• Exercise requirements: Reproduce every entry exactly as shown.

= = = =

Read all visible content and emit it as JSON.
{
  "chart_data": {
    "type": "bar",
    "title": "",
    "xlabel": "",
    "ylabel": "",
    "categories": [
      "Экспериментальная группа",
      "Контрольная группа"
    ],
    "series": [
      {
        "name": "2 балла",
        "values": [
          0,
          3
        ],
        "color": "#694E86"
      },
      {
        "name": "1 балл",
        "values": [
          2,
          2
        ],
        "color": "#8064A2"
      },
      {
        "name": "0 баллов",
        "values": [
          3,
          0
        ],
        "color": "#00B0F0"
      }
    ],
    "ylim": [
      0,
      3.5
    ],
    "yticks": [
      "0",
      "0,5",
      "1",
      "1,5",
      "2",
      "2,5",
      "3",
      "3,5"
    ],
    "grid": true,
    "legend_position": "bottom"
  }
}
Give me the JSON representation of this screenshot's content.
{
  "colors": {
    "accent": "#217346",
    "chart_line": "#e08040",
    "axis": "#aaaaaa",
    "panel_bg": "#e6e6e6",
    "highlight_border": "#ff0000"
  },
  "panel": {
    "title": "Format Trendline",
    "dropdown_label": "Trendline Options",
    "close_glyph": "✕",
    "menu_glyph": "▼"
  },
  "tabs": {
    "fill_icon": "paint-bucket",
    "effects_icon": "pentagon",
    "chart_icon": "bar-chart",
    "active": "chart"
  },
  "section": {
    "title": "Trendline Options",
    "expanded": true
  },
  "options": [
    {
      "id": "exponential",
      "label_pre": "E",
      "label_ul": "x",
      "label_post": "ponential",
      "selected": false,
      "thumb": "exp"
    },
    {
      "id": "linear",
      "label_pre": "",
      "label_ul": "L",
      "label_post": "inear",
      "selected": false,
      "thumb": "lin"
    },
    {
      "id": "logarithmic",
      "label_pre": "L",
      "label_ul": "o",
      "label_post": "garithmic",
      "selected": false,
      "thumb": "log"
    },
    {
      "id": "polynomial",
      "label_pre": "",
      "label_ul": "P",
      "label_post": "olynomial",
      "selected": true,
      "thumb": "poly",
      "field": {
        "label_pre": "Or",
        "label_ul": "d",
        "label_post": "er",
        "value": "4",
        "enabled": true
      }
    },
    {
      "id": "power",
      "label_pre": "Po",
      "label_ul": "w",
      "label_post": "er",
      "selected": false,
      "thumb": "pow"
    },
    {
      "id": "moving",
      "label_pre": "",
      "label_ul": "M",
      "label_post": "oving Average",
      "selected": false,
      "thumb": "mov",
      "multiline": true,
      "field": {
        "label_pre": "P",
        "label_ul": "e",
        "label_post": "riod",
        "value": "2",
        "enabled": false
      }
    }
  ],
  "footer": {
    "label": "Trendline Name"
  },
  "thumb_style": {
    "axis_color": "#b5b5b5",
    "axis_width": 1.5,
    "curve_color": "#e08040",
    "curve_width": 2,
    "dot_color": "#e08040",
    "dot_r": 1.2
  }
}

= = = =

• Written answer:
Read all visible content and emit it as JSON.
{
  "chart_data": {
    "type": "bar",
    "title": "",
    "xlabel": "",
    "ylabel": "",
    "categories": [
      "Экспериментальная группа",
      "Контрольная группа"
    ],
    "series": [
      {
        "name": "2 балла",
        "values": [
          0,
          3
        ],
        "color": "#694E86"
      },
      {
        "name": "1 балл",
        "values": [
          2,
          2
        ],
        "color": "#8064A2"
      },
      {
        "name": "0 баллов",
        "values": [
          3,
          0
        ],
        "color": "#00B0F0"
      }
    ],
    "ylim": [
      0,
      3.5
    ],
    "yticks": [
      "0",
      "0,5",
      "1",
      "1,5",
      "2",
      "2,5",
      "3",
      "3,5"
    ],
    "grid": true,
    "legend_position": "bottom"
  }
}
Give me the JSON representation of this screenshot's content.
{
  "colors": {
    "accent": "#217346",
    "chart_line": "#e08040",
    "axis": "#aaaaaa",
    "panel_bg": "#e6e6e6",
    "highlight_border": "#ff0000"
  },
  "panel": {
    "title": "Format Trendline",
    "dropdown_label": "Trendline Options",
    "close_glyph": "✕",
    "menu_glyph": "▼"
  },
  "tabs": {
    "fill_icon": "paint-bucket",
    "effects_icon": "pentagon",
    "chart_icon": "bar-chart",
    "active": "chart"
  },
  "section": {
    "title": "Trendline Options",
    "expanded": true
  },
  "options": [
    {
      "id": "exponential",
      "label_pre": "E",
      "label_ul": "x",
      "label_post": "ponential",
      "selected": false,
      "thumb": "exp"
    },
    {
      "id": "linear",
      "label_pre": "",
      "label_ul": "L",
      "label_post": "inear",
      "selected": false,
      "thumb": "lin"
    },
    {
      "id": "logarithmic",
      "label_pre": "L",
      "label_ul": "o",
      "label_post": "garithmic",
      "selected": false,
      "thumb": "log"
    },
    {
      "id": "polynomial",
      "label_pre": "",
      "label_ul": "P",
      "label_post": "olynomial",
      "selected": true,
      "thumb": "poly",
      "field": {
        "label_pre": "Or",
        "label_ul": "d",
        "label_post": "er",
        "value": "4",
        "enabled": true
      }
    },
    {
      "id": "power",
      "label_pre": "Po",
      "label_ul": "w",
      "label_post": "er",
      "selected": false,
      "thumb": "pow"
    },
    {
      "id": "moving",
      "label_pre": "",
      "label_ul": "M",
      "label_post": "oving Average",
      "selected": false,
      "thumb": "mov",
      "multiline": true,
      "field": {
        "label_pre": "P",
        "label_ul": "e",
        "label_post": "riod",
        "value": "2",
        "enabled": false
      }
    }
  ],
  "footer": {
    "label": "Trendline Name"
  },
  "thumb_style": {
    "axis_color": "#b5b5b5",
    "axis_width": 1.5,
    "curve_color": "#e08040",
    "curve_width": 2,
    "dot_color": "#e08040",
    "dot_r": 1.2
  }
}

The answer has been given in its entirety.